Items start
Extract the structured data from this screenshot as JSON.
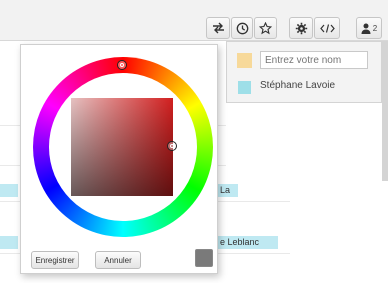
{
  "toolbar": {
    "buttons": [
      {
        "icon": "swap-arrows-icon"
      },
      {
        "icon": "clock-icon"
      },
      {
        "icon": "star-icon"
      },
      {
        "icon": "gear-icon"
      },
      {
        "icon": "code-icon"
      },
      {
        "icon": "user-icon",
        "badge": "2"
      }
    ]
  },
  "users_panel": {
    "name_input": {
      "placeholder": "Entrez votre nom",
      "value": ""
    },
    "own_color": "#f7d99a",
    "users": [
      {
        "name": "Stéphane Lavoie",
        "color": "#9edfe8"
      }
    ]
  },
  "document": {
    "fragments": [
      {
        "text": "La"
      },
      {
        "text": "e Leblanc"
      }
    ],
    "highlight_color": "#bfe9f2"
  },
  "color_picker": {
    "save_label": "Enregistrer",
    "cancel_label": "Annuler",
    "selected_color": "#7a7a7a"
  }
}
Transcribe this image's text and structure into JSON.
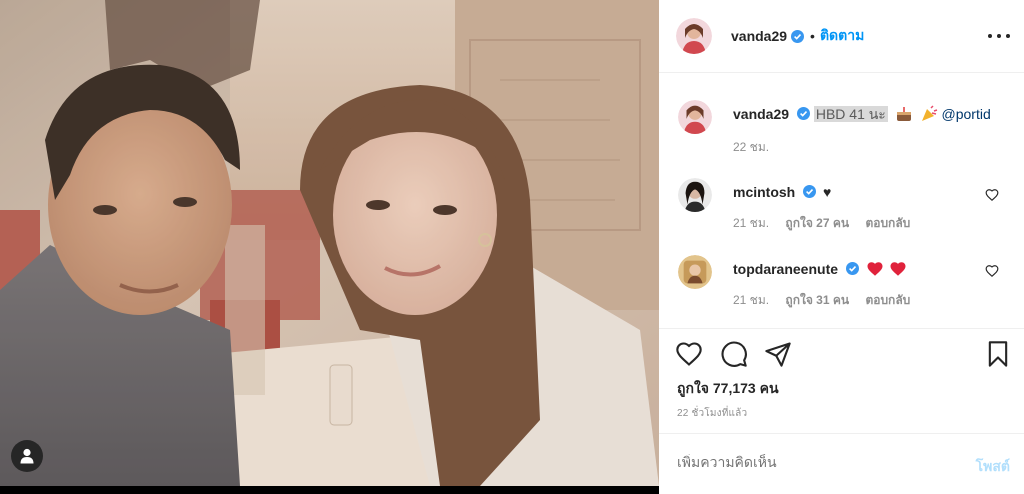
{
  "post": {
    "author": "vanda29",
    "follow_label": "ติดตาม",
    "separator": "•",
    "photo_description": "Selfie of a man and a woman smiling in a restaurant"
  },
  "caption": {
    "username": "vanda29",
    "text": "HBD 41 นะ",
    "mention": "@portid",
    "time": "22 ชม."
  },
  "comments": [
    {
      "username": "mcintosh",
      "text": "♥",
      "time": "21 ชม.",
      "likes": "ถูกใจ 27 คน",
      "reply": "ตอบกลับ"
    },
    {
      "username": "topdaraneenute",
      "text": "",
      "time": "21 ชม.",
      "likes": "ถูกใจ 31 คน",
      "reply": "ตอบกลับ"
    }
  ],
  "stats": {
    "likes": "ถูกใจ 77,173 คน",
    "posted": "22 ชั่วโมงที่แล้ว"
  },
  "composer": {
    "placeholder": "เพิ่มความคิดเห็น",
    "post_label": "โพสต์"
  },
  "colors": {
    "accent": "#0095f6",
    "verified": "#3897f0",
    "heart": "#ed4956",
    "muted": "#8e8e8e"
  },
  "icons": [
    "user-tag-icon",
    "verified-icon",
    "more-options-icon",
    "heart-icon",
    "comment-icon",
    "share-icon",
    "bookmark-icon",
    "cake-icon",
    "party-popper-icon"
  ]
}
Items end
_Set task_: Copy each line in full and exactly, omitting any picture.

_Solution below_:
Extract the structured data from this screenshot as JSON.
{
  "toolbar": {
    "buttons": [
      {
        "icon": "swap-arrows-icon"
      },
      {
        "icon": "clock-icon"
      },
      {
        "icon": "star-icon"
      },
      {
        "icon": "gear-icon"
      },
      {
        "icon": "code-icon"
      },
      {
        "icon": "user-icon",
        "badge": "2"
      }
    ]
  },
  "users_panel": {
    "name_input": {
      "placeholder": "Entrez votre nom",
      "value": ""
    },
    "own_color": "#f7d99a",
    "users": [
      {
        "name": "Stéphane Lavoie",
        "color": "#9edfe8"
      }
    ]
  },
  "document": {
    "fragments": [
      {
        "text": "La"
      },
      {
        "text": "e Leblanc"
      }
    ],
    "highlight_color": "#bfe9f2"
  },
  "color_picker": {
    "save_label": "Enregistrer",
    "cancel_label": "Annuler",
    "selected_color": "#7a7a7a"
  }
}
Transcribe this image's text and structure into JSON.
{
  "post": {
    "author": "vanda29",
    "follow_label": "ติดตาม",
    "separator": "•",
    "photo_description": "Selfie of a man and a woman smiling in a restaurant"
  },
  "caption": {
    "username": "vanda29",
    "text": "HBD 41 นะ",
    "mention": "@portid",
    "time": "22 ชม."
  },
  "comments": [
    {
      "username": "mcintosh",
      "text": "♥",
      "time": "21 ชม.",
      "likes": "ถูกใจ 27 คน",
      "reply": "ตอบกลับ"
    },
    {
      "username": "topdaraneenute",
      "text": "",
      "time": "21 ชม.",
      "likes": "ถูกใจ 31 คน",
      "reply": "ตอบกลับ"
    }
  ],
  "stats": {
    "likes": "ถูกใจ 77,173 คน",
    "posted": "22 ชั่วโมงที่แล้ว"
  },
  "composer": {
    "placeholder": "เพิ่มความคิดเห็น",
    "post_label": "โพสต์"
  },
  "colors": {
    "accent": "#0095f6",
    "verified": "#3897f0",
    "heart": "#ed4956",
    "muted": "#8e8e8e"
  },
  "icons": [
    "user-tag-icon",
    "verified-icon",
    "more-options-icon",
    "heart-icon",
    "comment-icon",
    "share-icon",
    "bookmark-icon",
    "cake-icon",
    "party-popper-icon"
  ]
}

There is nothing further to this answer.